What to work on: Print the full listing exactly.

Data supplied:
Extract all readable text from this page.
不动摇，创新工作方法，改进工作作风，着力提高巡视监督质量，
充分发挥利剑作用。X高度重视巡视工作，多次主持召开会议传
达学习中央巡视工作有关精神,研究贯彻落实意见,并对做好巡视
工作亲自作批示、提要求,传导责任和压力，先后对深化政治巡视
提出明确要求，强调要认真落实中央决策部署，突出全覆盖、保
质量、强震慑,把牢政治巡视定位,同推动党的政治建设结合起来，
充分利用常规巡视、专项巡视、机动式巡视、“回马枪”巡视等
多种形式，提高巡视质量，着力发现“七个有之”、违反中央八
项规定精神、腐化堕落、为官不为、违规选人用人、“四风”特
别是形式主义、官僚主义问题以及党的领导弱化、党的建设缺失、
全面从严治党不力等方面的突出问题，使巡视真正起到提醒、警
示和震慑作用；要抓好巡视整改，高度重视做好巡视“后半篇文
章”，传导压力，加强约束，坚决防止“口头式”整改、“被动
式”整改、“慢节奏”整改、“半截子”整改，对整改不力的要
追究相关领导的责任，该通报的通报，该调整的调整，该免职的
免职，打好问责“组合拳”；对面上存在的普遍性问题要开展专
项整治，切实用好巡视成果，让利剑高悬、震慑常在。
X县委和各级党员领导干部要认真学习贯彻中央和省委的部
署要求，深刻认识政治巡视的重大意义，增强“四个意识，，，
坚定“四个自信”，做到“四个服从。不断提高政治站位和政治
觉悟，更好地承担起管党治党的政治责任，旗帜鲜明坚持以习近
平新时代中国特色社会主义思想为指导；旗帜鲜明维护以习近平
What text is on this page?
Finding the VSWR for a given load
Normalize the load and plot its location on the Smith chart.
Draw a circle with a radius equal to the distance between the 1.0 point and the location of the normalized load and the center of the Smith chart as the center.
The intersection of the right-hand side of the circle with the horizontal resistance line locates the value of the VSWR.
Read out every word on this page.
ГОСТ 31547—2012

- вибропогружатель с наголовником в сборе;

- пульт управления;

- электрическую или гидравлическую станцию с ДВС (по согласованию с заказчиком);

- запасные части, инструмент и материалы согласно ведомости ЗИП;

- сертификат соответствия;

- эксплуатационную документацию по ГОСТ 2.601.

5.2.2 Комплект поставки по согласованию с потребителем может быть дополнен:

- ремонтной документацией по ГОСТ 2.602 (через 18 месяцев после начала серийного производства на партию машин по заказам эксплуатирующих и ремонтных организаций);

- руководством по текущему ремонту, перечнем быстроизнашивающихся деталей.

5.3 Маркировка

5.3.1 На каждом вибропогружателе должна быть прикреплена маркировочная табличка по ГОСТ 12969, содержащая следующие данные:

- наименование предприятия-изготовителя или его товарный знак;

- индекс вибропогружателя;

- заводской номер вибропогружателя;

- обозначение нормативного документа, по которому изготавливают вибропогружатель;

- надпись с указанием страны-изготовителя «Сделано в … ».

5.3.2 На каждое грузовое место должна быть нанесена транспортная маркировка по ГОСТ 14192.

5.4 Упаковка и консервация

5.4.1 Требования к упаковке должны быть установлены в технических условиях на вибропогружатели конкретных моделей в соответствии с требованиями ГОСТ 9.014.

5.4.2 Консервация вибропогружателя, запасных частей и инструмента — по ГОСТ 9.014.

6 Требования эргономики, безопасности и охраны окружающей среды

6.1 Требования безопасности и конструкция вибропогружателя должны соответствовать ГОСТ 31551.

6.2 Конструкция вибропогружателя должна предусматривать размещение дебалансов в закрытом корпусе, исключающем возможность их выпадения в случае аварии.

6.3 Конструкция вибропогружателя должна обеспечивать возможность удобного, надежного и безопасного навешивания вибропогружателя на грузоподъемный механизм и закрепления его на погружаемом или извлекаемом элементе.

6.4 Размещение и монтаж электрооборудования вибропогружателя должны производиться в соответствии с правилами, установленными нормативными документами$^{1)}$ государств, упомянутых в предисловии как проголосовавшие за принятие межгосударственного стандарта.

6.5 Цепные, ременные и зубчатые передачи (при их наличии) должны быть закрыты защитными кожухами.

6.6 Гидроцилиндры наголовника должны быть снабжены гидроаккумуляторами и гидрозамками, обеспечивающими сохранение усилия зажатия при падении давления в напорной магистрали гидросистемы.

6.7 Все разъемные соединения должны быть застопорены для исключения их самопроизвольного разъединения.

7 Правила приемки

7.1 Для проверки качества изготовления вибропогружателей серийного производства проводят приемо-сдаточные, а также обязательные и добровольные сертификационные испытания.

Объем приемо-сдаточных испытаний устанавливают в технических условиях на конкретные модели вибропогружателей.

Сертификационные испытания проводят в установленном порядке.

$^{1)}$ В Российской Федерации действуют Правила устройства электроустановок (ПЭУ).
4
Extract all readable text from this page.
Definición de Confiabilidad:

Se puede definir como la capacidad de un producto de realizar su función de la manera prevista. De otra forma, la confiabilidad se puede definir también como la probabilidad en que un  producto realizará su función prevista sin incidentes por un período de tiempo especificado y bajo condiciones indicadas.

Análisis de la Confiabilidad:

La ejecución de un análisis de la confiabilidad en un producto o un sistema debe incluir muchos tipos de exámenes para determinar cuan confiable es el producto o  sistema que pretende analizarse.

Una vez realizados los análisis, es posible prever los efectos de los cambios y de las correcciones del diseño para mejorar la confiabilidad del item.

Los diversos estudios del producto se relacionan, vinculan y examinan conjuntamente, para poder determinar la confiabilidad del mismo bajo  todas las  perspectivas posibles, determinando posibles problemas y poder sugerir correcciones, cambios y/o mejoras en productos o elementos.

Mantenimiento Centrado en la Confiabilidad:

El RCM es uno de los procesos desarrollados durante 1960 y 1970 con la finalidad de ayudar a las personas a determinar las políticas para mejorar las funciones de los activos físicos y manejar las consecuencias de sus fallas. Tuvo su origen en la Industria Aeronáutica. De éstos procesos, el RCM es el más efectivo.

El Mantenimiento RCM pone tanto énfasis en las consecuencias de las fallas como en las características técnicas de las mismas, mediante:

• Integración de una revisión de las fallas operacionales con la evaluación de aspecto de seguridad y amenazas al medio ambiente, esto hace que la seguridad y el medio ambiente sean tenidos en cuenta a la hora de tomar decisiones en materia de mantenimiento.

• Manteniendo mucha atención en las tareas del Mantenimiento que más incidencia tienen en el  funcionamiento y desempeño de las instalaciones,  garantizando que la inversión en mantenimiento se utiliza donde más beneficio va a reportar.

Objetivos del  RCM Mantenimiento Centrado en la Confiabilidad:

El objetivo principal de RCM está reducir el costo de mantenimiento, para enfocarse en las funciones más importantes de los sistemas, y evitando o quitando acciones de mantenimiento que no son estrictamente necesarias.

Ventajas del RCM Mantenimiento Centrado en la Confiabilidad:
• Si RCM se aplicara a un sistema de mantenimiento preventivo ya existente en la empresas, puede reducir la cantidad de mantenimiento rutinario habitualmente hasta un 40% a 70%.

Final result:
Extract all readable text from this page.
不动摇，创新工作方法，改进工作作风，着力提高巡视监督质量，
充分发挥利剑作用。X高度重视巡视工作，多次主持召开会议传
达学习中央巡视工作有关精神,研究贯彻落实意见,并对做好巡视
工作亲自作批示、提要求,传导责任和压力，先后对深化政治巡视
提出明确要求，强调要认真落实中央决策部署，突出全覆盖、保
质量、强震慑,把牢政治巡视定位,同推动党的政治建设结合起来，
充分利用常规巡视、专项巡视、机动式巡视、“回马枪”巡视等
多种形式，提高巡视质量，着力发现“七个有之”、违反中央八
项规定精神、腐化堕落、为官不为、违规选人用人、“四风”特
别是形式主义、官僚主义问题以及党的领导弱化、党的建设缺失、
全面从严治党不力等方面的突出问题，使巡视真正起到提醒、警
示和震慑作用；要抓好巡视整改，高度重视做好巡视“后半篇文
章”，传导压力，加强约束，坚决防止“口头式”整改、“被动
式”整改、“慢节奏”整改、“半截子”整改，对整改不力的要
追究相关领导的责任，该通报的通报，该调整的调整，该免职的
免职，打好问责“组合拳”；对面上存在的普遍性问题要开展专
项整治，切实用好巡视成果，让利剑高悬、震慑常在。
X县委和各级党员领导干部要认真学习贯彻中央和省委的部
署要求，深刻认识政治巡视的重大意义，增强“四个意识，，，
坚定“四个自信”，做到“四个服从。不断提高政治站位和政治
觉悟，更好地承担起管党治党的政治责任，旗帜鲜明坚持以习近
平新时代中国特色社会主义思想为指导；旗帜鲜明维护以习近平
What text is on this page?
Finding the VSWR for a given load
Normalize the load and plot its location on the Smith chart.
Draw a circle with a radius equal to the distance between the 1.0 point and the location of the normalized load and the center of the Smith chart as the center.
The intersection of the right-hand side of the circle with the horizontal resistance line locates the value of the VSWR.
Read out every word on this page.
ГОСТ 31547—2012

- вибропогружатель с наголовником в сборе;

- пульт управления;

- электрическую или гидравлическую станцию с ДВС (по согласованию с заказчиком);

- запасные части, инструмент и материалы согласно ведомости ЗИП;

- сертификат соответствия;

- эксплуатационную документацию по ГОСТ 2.601.

5.2.2 Комплект поставки по согласованию с потребителем может быть дополнен:

- ремонтной документацией по ГОСТ 2.602 (через 18 месяцев после начала серийного производства на партию машин по заказам эксплуатирующих и ремонтных организаций);

- руководством по текущему ремонту, перечнем быстроизнашивающихся деталей.

5.3 Маркировка

5.3.1 На каждом вибропогружателе должна быть прикреплена маркировочная табличка по ГОСТ 12969, содержащая следующие данные:

- наименование предприятия-изготовителя или его товарный знак;

- индекс вибропогружателя;

- заводской номер вибропогружателя;

- обозначение нормативного документа, по которому изготавливают вибропогружатель;

- надпись с указанием страны-изготовителя «Сделано в … ».

5.3.2 На каждое грузовое место должна быть нанесена транспортная маркировка по ГОСТ 14192.

5.4 Упаковка и консервация

5.4.1 Требования к упаковке должны быть установлены в технических условиях на вибропогружатели конкретных моделей в соответствии с требованиями ГОСТ 9.014.

5.4.2 Консервация вибропогружателя, запасных частей и инструмента — по ГОСТ 9.014.

6 Требования эргономики, безопасности и охраны окружающей среды

6.1 Требования безопасности и конструкция вибропогружателя должны соответствовать ГОСТ 31551.

6.2 Конструкция вибропогружателя должна предусматривать размещение дебалансов в закрытом корпусе, исключающем возможность их выпадения в случае аварии.

6.3 Конструкция вибропогружателя должна обеспечивать возможность удобного, надежного и безопасного навешивания вибропогружателя на грузоподъемный механизм и закрепления его на погружаемом или извлекаемом элементе.

6.4 Размещение и монтаж электрооборудования вибропогружателя должны производиться в соответствии с правилами, установленными нормативными документами$^{1)}$ государств, упомянутых в предисловии как проголосовавшие за принятие межгосударственного стандарта.

6.5 Цепные, ременные и зубчатые передачи (при их наличии) должны быть закрыты защитными кожухами.

6.6 Гидроцилиндры наголовника должны быть снабжены гидроаккумуляторами и гидрозамками, обеспечивающими сохранение усилия зажатия при падении давления в напорной магистрали гидросистемы.

6.7 Все разъемные соединения должны быть застопорены для исключения их самопроизвольного разъединения.

7 Правила приемки

7.1 Для проверки качества изготовления вибропогружателей серийного производства проводят приемо-сдаточные, а также обязательные и добровольные сертификационные испытания.

Объем приемо-сдаточных испытаний устанавливают в технических условиях на конкретные модели вибропогружателей.

Сертификационные испытания проводят в установленном порядке.

$^{1)}$ В Российской Федерации действуют Правила устройства электроустановок (ПЭУ).
4
Extract all readable text from this page.
Definición de Confiabilidad:

Se puede definir como la capacidad de un producto de realizar su función de la manera prevista. De otra forma, la confiabilidad se puede definir también como la probabilidad en que un  producto realizará su función prevista sin incidentes por un período de tiempo especificado y bajo condiciones indicadas.

Análisis de la Confiabilidad:

La ejecución de un análisis de la confiabilidad en un producto o un sistema debe incluir muchos tipos de exámenes para determinar cuan confiable es el producto o  sistema que pretende analizarse.

Una vez realizados los análisis, es posible prever los efectos de los cambios y de las correcciones del diseño para mejorar la confiabilidad del item.

Los diversos estudios del producto se relacionan, vinculan y examinan conjuntamente, para poder determinar la confiabilidad del mismo bajo  todas las  perspectivas posibles, determinando posibles problemas y poder sugerir correcciones, cambios y/o mejoras en productos o elementos.

Mantenimiento Centrado en la Confiabilidad:

El RCM es uno de los procesos desarrollados durante 1960 y 1970 con la finalidad de ayudar a las personas a determinar las políticas para mejorar las funciones de los activos físicos y manejar las consecuencias de sus fallas. Tuvo su origen en la Industria Aeronáutica. De éstos procesos, el RCM es el más efectivo.

El Mantenimiento RCM pone tanto énfasis en las consecuencias de las fallas como en las características técnicas de las mismas, mediante:

• Integración de una revisión de las fallas operacionales con la evaluación de aspecto de seguridad y amenazas al medio ambiente, esto hace que la seguridad y el medio ambiente sean tenidos en cuenta a la hora de tomar decisiones en materia de mantenimiento.

• Manteniendo mucha atención en las tareas del Mantenimiento que más incidencia tienen en el  funcionamiento y desempeño de las instalaciones,  garantizando que la inversión en mantenimiento se utiliza donde más beneficio va a reportar.

Objetivos del  RCM Mantenimiento Centrado en la Confiabilidad:

El objetivo principal de RCM está reducir el costo de mantenimiento, para enfocarse en las funciones más importantes de los sistemas, y evitando o quitando acciones de mantenimiento que no son estrictamente necesarias.

Ventajas del RCM Mantenimiento Centrado en la Confiabilidad:
• Si RCM se aplicara a un sistema de mantenimiento preventivo ya existente en la empresas, puede reducir la cantidad de mantenimiento rutinario habitualmente hasta un 40% a 70%.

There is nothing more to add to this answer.